WORK REQUIRED ▸ Reproduce the records below in full and without edits, omitting images.

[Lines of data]
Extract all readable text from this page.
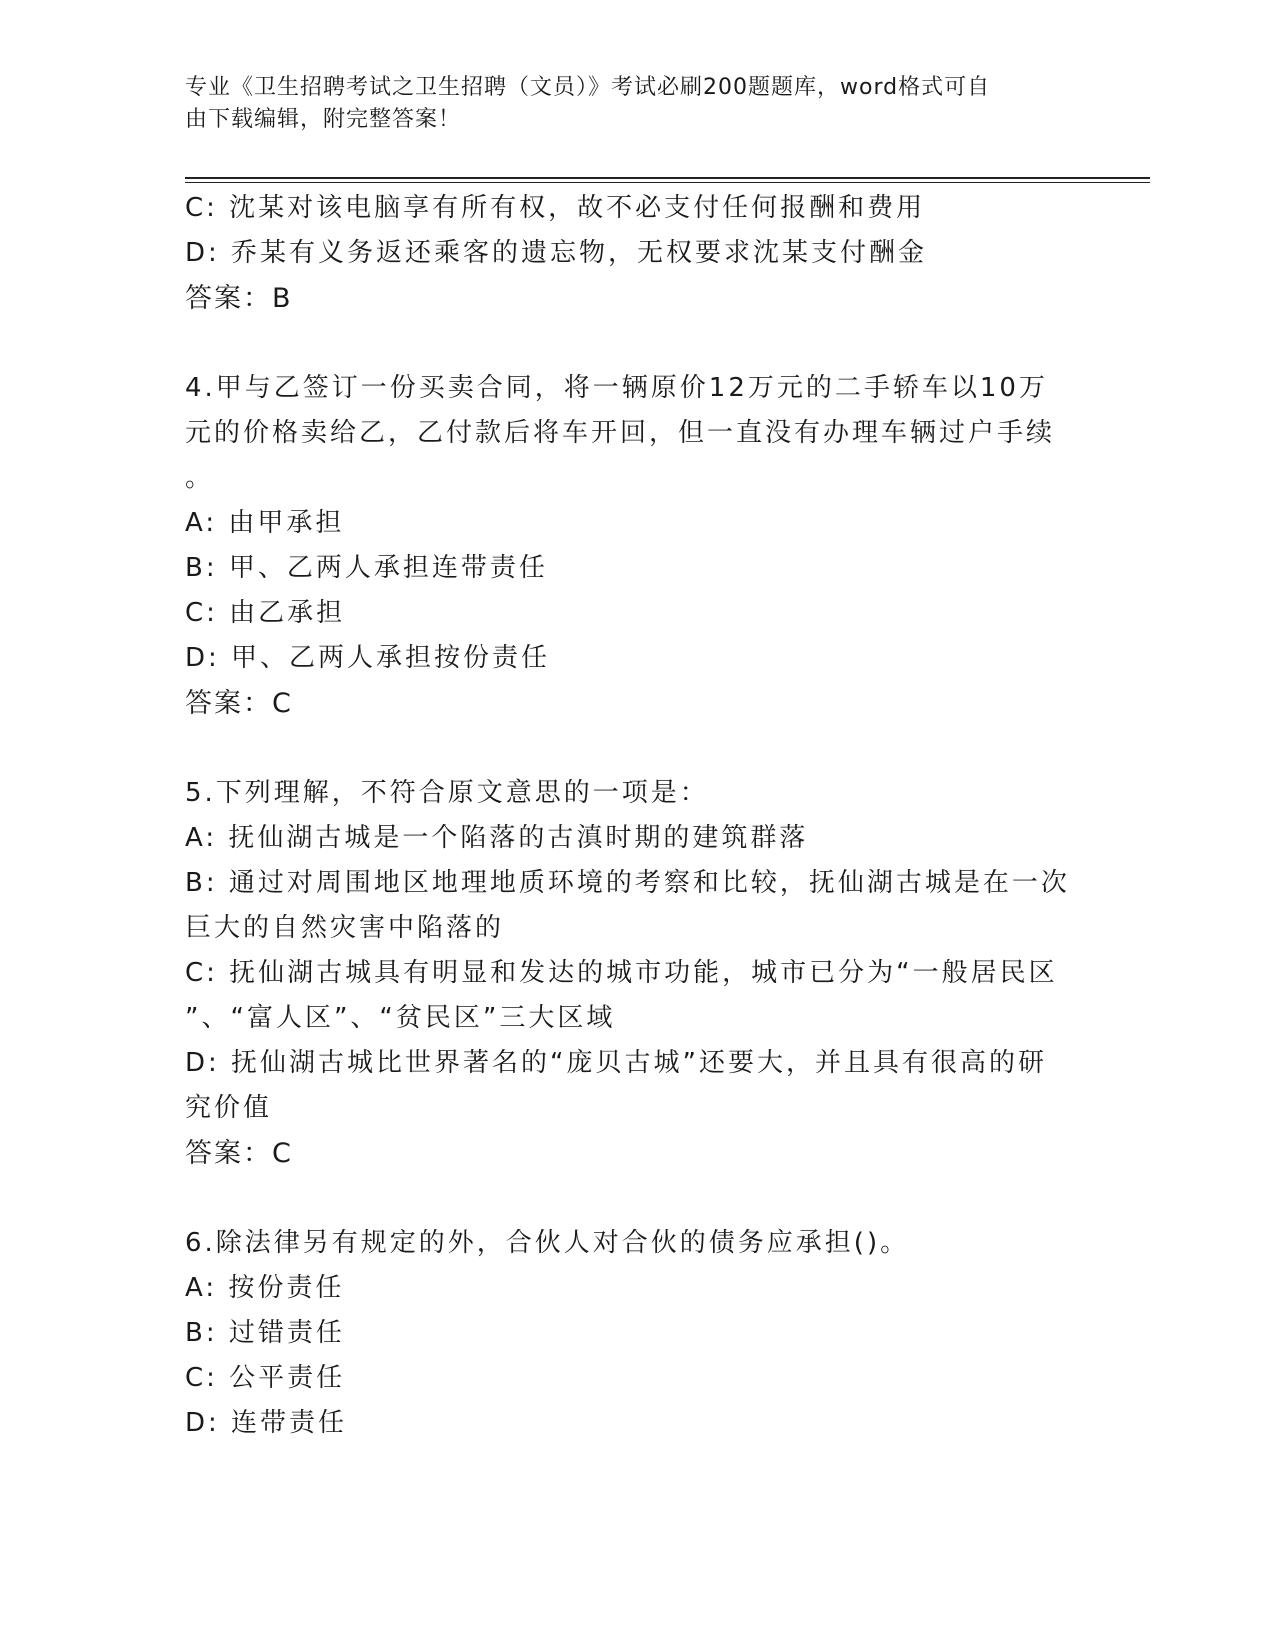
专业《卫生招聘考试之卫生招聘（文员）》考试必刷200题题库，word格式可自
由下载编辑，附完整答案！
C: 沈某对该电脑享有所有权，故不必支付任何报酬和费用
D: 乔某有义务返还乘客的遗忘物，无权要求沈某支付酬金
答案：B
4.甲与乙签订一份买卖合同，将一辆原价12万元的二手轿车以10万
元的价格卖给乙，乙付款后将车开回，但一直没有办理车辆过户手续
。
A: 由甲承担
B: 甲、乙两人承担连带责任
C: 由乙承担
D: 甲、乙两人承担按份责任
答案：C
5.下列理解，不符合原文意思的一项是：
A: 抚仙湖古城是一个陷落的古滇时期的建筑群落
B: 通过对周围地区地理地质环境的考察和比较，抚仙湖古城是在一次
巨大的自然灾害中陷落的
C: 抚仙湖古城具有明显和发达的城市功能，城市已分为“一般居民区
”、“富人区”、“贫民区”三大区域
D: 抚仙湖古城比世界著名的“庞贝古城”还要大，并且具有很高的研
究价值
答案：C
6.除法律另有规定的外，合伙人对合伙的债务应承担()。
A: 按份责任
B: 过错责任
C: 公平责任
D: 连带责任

ANSWER IN FULL ▸
Extract all readable text from this page.
专业《卫生招聘考试之卫生招聘（文员）》考试必刷200题题库，word格式可自
由下载编辑，附完整答案！
C: 沈某对该电脑享有所有权，故不必支付任何报酬和费用
D: 乔某有义务返还乘客的遗忘物，无权要求沈某支付酬金
答案：B
4.甲与乙签订一份买卖合同，将一辆原价12万元的二手轿车以10万
元的价格卖给乙，乙付款后将车开回，但一直没有办理车辆过户手续
。
A: 由甲承担
B: 甲、乙两人承担连带责任
C: 由乙承担
D: 甲、乙两人承担按份责任
答案：C
5.下列理解，不符合原文意思的一项是：
A: 抚仙湖古城是一个陷落的古滇时期的建筑群落
B: 通过对周围地区地理地质环境的考察和比较，抚仙湖古城是在一次
巨大的自然灾害中陷落的
C: 抚仙湖古城具有明显和发达的城市功能，城市已分为“一般居民区
”、“富人区”、“贫民区”三大区域
D: 抚仙湖古城比世界著名的“庞贝古城”还要大，并且具有很高的研
究价值
答案：C
6.除法律另有规定的外，合伙人对合伙的债务应承担()。
A: 按份责任
B: 过错责任
C: 公平责任
D: 连带责任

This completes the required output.